** Entries **
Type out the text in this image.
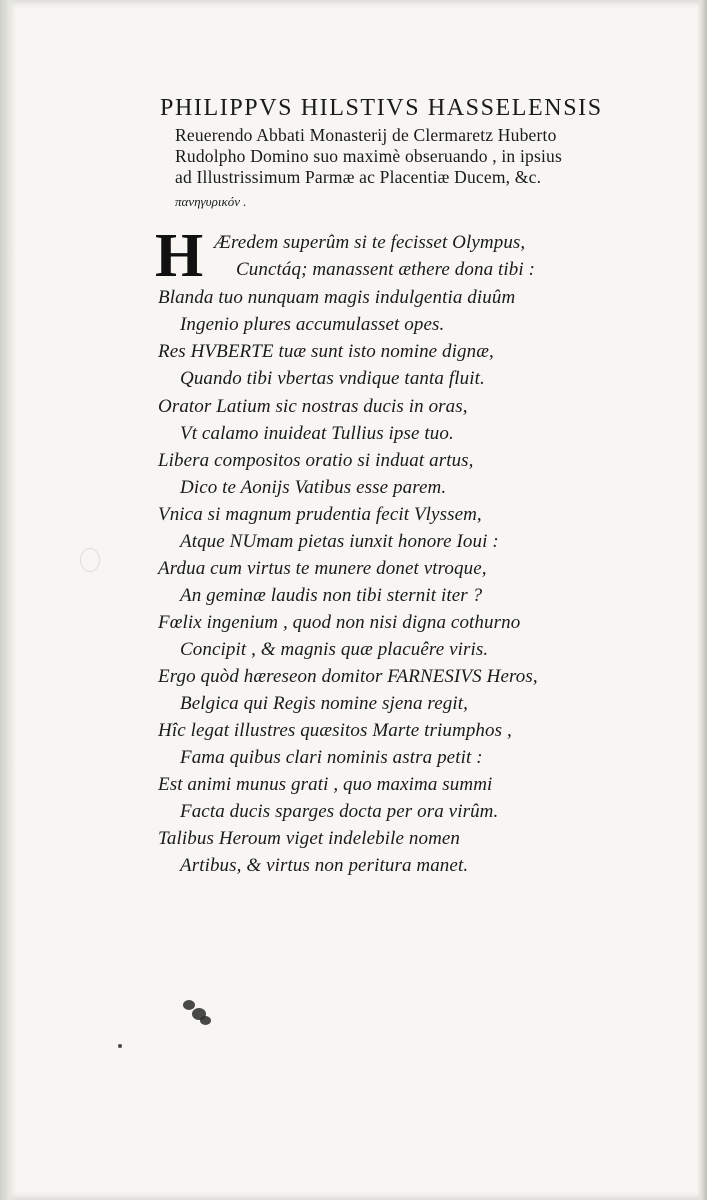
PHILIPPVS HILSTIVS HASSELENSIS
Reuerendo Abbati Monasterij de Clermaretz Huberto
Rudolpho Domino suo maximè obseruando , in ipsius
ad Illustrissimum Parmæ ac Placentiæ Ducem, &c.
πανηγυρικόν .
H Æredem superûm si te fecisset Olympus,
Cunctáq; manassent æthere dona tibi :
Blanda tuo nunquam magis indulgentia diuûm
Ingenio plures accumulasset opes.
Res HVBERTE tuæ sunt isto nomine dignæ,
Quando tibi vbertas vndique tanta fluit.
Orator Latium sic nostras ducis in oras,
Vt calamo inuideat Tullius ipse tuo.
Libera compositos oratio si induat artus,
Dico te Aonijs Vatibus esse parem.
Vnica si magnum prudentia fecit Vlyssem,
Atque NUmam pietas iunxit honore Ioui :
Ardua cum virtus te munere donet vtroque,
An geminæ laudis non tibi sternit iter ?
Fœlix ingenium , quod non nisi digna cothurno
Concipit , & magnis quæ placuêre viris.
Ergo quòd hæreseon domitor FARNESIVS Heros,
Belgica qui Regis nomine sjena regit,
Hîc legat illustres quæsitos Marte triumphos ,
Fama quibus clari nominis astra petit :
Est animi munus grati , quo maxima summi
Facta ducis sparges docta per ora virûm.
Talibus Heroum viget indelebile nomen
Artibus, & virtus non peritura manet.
* * *
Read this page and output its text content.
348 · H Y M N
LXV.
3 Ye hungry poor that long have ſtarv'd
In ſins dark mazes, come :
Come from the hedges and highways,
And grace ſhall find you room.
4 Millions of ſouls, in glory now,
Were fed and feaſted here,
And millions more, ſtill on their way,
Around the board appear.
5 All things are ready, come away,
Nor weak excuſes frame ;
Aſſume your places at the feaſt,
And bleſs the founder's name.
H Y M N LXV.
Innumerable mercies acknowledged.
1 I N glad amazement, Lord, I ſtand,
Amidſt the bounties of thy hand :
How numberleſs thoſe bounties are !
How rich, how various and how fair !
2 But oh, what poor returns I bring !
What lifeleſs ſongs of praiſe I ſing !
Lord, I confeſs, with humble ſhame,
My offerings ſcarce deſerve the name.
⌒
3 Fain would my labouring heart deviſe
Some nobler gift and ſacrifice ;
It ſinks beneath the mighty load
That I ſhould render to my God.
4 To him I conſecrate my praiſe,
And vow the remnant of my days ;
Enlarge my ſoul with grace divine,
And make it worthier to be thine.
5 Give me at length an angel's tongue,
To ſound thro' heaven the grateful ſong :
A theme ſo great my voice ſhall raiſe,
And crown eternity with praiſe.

** Problem details **
Go through the entries and return each line where the word "Lord" appears.

** Written solution **
1 I N glad amazement, Lord, I ſtand,
Lord, I confeſs, with humble ſhame,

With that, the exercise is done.